WHAT IS EXPECTED:
For the entries that follow, tally the lines holding the string "debit". Give the total and nothing else.

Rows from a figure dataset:
----------

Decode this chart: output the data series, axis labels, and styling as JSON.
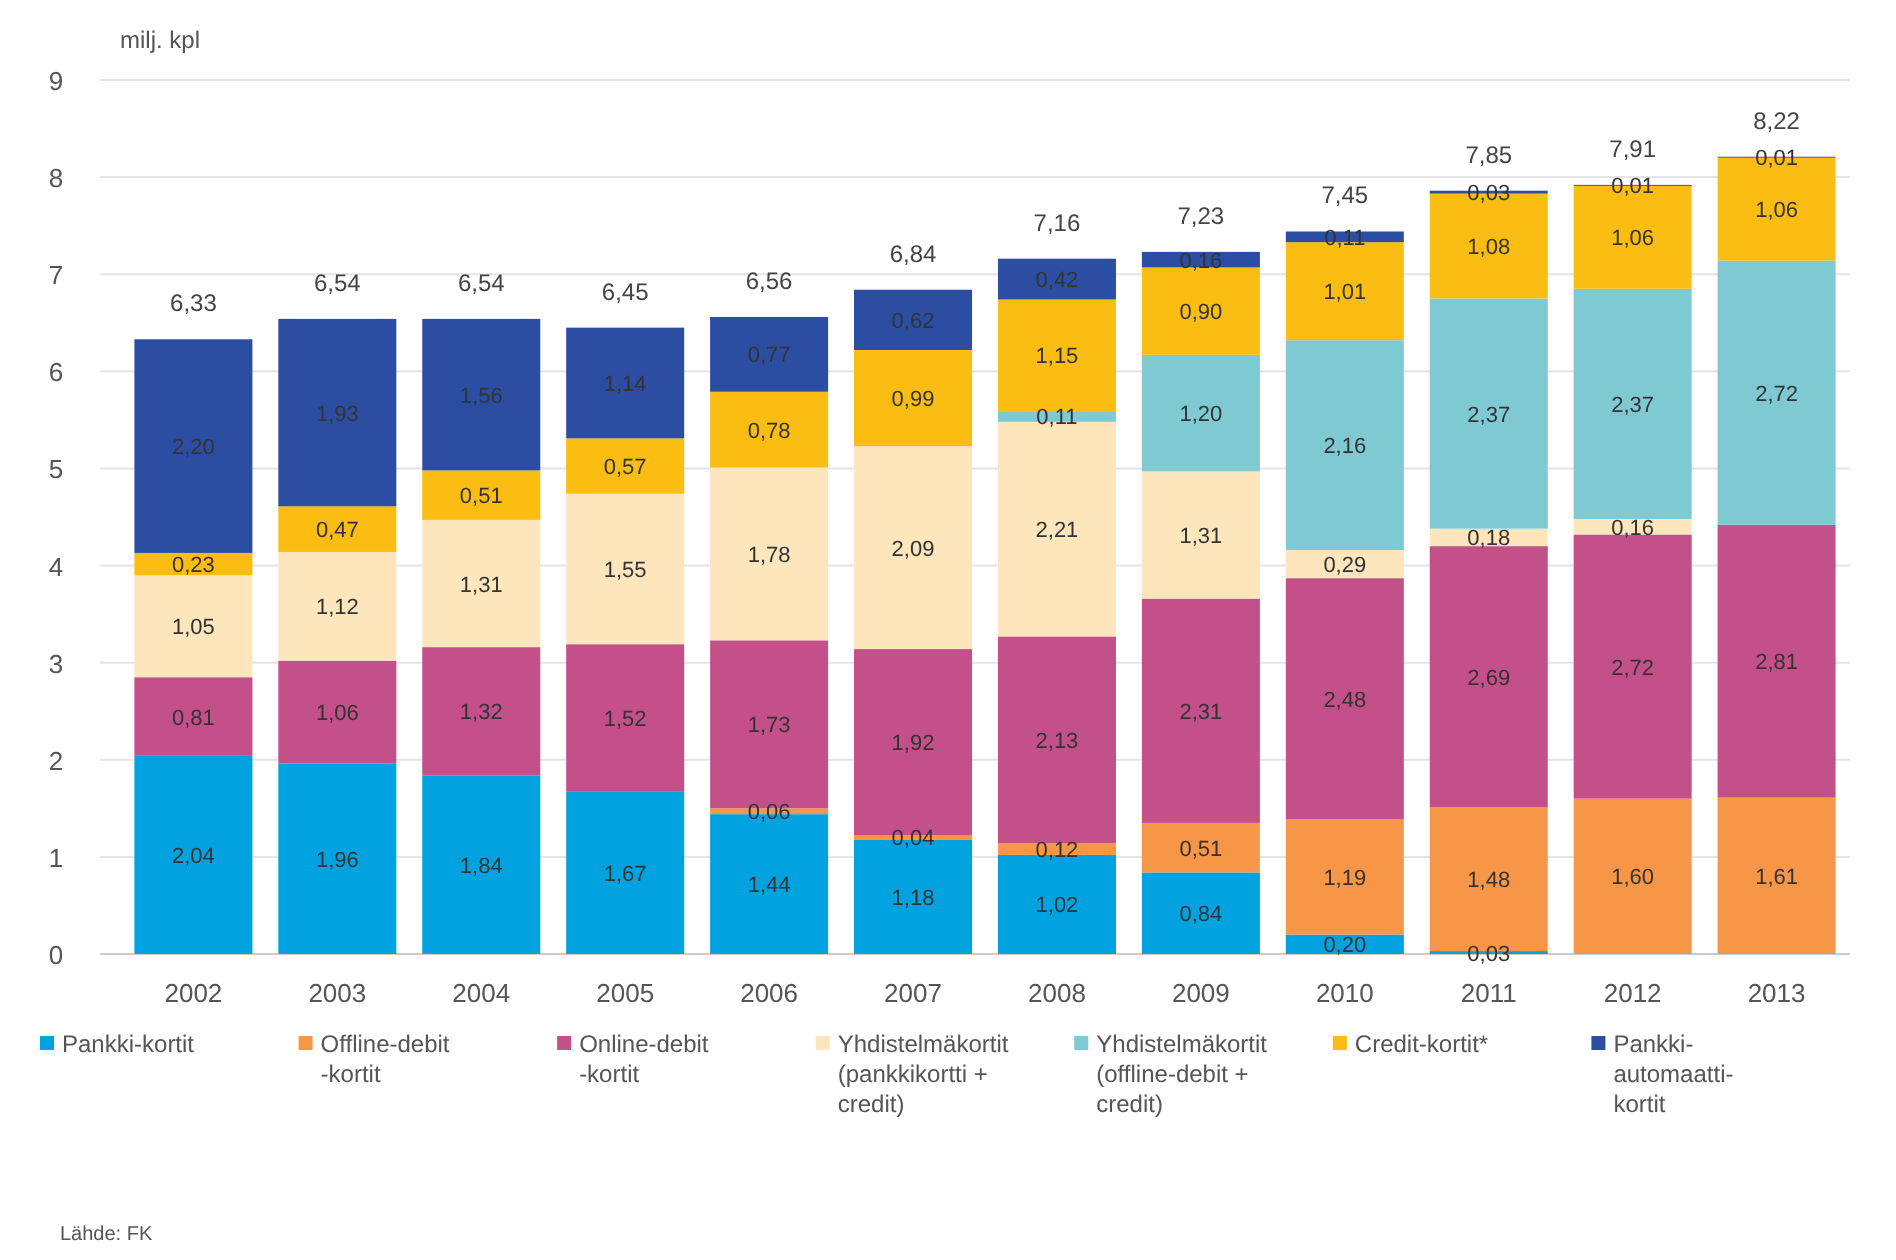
{
  "chart_data": {
    "type": "bar",
    "stacked": true,
    "ylabel": "milj. kpl",
    "categories": [
      "2002",
      "2003",
      "2004",
      "2005",
      "2006",
      "2007",
      "2008",
      "2009",
      "2010",
      "2011",
      "2012",
      "2013"
    ],
    "ylim": [
      0,
      9
    ],
    "yticks": [
      0,
      1,
      2,
      3,
      4,
      5,
      6,
      7,
      8,
      9
    ],
    "grid": "y",
    "legend": "bottom",
    "data_labels": true,
    "series": [
      {
        "name": "Pankki-kortit",
        "color": "#00a3e0",
        "values": [
          2.04,
          1.96,
          1.84,
          1.67,
          1.44,
          1.18,
          1.02,
          0.84,
          0.2,
          0.03,
          null,
          null
        ],
        "value_labels": [
          "2,04",
          "1,96",
          "1,84",
          "1,67",
          "1,44",
          "1,18",
          "1,02",
          "0,84",
          "0,20",
          "0,03",
          null,
          null
        ]
      },
      {
        "name": "Offline-debit -kortit",
        "color": "#f79646",
        "values": [
          null,
          null,
          null,
          null,
          0.06,
          0.04,
          0.12,
          0.51,
          1.19,
          1.48,
          1.6,
          1.61
        ],
        "value_labels": [
          null,
          null,
          null,
          null,
          "0,06",
          "0,04",
          "0,12",
          "0,51",
          "1,19",
          "1,48",
          "1,60",
          "1,61"
        ]
      },
      {
        "name": "Online-debit -kortit",
        "color": "#c4508a",
        "values": [
          0.81,
          1.06,
          1.32,
          1.52,
          1.73,
          1.92,
          2.13,
          2.31,
          2.48,
          2.69,
          2.72,
          2.81
        ],
        "value_labels": [
          "0,81",
          "1,06",
          "1,32",
          "1,52",
          "1,73",
          "1,92",
          "2,13",
          "2,31",
          "2,48",
          "2,69",
          "2,72",
          "2,81"
        ]
      },
      {
        "name": "Yhdistelmäkortit (pankkikortti + credit)",
        "color": "#fde5bc",
        "values": [
          1.05,
          1.12,
          1.31,
          1.55,
          1.78,
          2.09,
          2.21,
          1.31,
          0.29,
          0.18,
          0.16,
          null
        ],
        "value_labels": [
          "1,05",
          "1,12",
          "1,31",
          "1,55",
          "1,78",
          "2,09",
          "2,21",
          "1,31",
          "0,29",
          "0,18",
          "0,16",
          null
        ]
      },
      {
        "name": "Yhdistelmäkortit (offline-debit + credit)",
        "color": "#7fc9d3",
        "values": [
          null,
          null,
          null,
          null,
          null,
          null,
          0.11,
          1.2,
          2.16,
          2.37,
          2.37,
          2.72
        ],
        "value_labels": [
          null,
          null,
          null,
          null,
          null,
          null,
          "0,11",
          "1,20",
          "2,16",
          "2,37",
          "2,37",
          "2,72"
        ]
      },
      {
        "name": "Credit-kortit*",
        "color": "#fbbd12",
        "values": [
          0.23,
          0.47,
          0.51,
          0.57,
          0.78,
          0.99,
          1.15,
          0.9,
          1.01,
          1.08,
          1.06,
          1.06
        ],
        "value_labels": [
          "0,23",
          "0,47",
          "0,51",
          "0,57",
          "0,78",
          "0,99",
          "1,15",
          "0,90",
          "1,01",
          "1,08",
          "1,06",
          "1,06"
        ]
      },
      {
        "name": "Pankki-automaatti-kortit",
        "color": "#2b4ea2",
        "values": [
          2.2,
          1.93,
          1.56,
          1.14,
          0.77,
          0.62,
          0.42,
          0.16,
          0.11,
          0.03,
          0.01,
          0.01
        ],
        "value_labels": [
          "2,20",
          "1,93",
          "1,56",
          "1,14",
          "0,77",
          "0,62",
          "0,42",
          "0,16",
          "0,11",
          "0,03",
          "0,01",
          "0,01"
        ]
      }
    ],
    "totals": [
      "6,33",
      "6,54",
      "6,54",
      "6,45",
      "6,56",
      "6,84",
      "7,16",
      "7,23",
      "7,45",
      "7,85",
      "7,91",
      "8,22"
    ],
    "annotations": [
      "Lähde: FK"
    ]
  }
}
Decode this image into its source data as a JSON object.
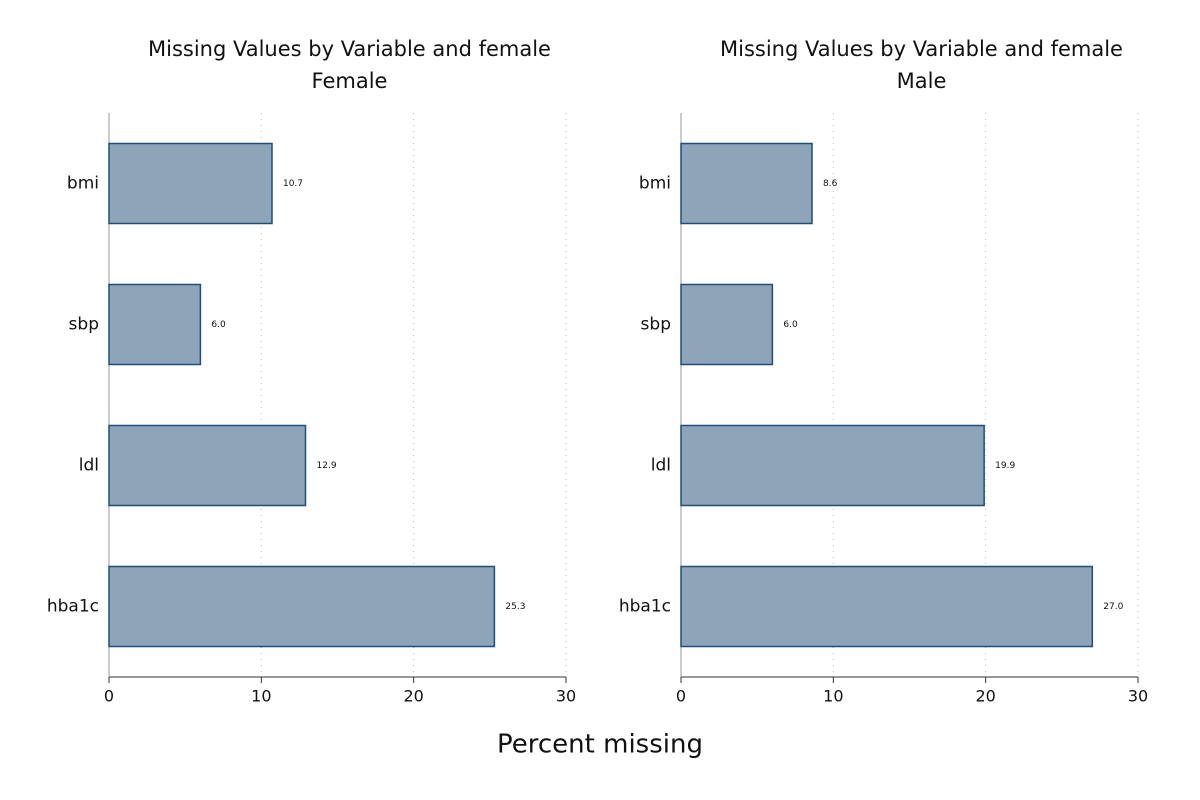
{
  "xlabel": "Percent missing",
  "chart_data": [
    {
      "type": "barh",
      "title": "Missing Values by Variable and female",
      "subtitle": "Female",
      "categories": [
        "bmi",
        "sbp",
        "ldl",
        "hba1c"
      ],
      "values": [
        10.7,
        6.0,
        12.9,
        25.3
      ],
      "value_labels": [
        "10.7",
        "6.0",
        "12.9",
        "25.3"
      ],
      "color": "#8ea4b8",
      "edgecolor": "#1f4e79",
      "xlim": [
        0,
        30
      ],
      "xticks": [
        0,
        10,
        20,
        30
      ],
      "grid": true
    },
    {
      "type": "barh",
      "title": "Missing Values by Variable and female",
      "subtitle": "Male",
      "categories": [
        "bmi",
        "sbp",
        "ldl",
        "hba1c"
      ],
      "values": [
        8.6,
        6.0,
        19.9,
        27.0
      ],
      "value_labels": [
        "8.6",
        "6.0",
        "19.9",
        "27.0"
      ],
      "color": "#8ea4b8",
      "edgecolor": "#1f4e79",
      "xlim": [
        0,
        30
      ],
      "xticks": [
        0,
        10,
        20,
        30
      ],
      "grid": true
    }
  ]
}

----------

SOLUTION:
3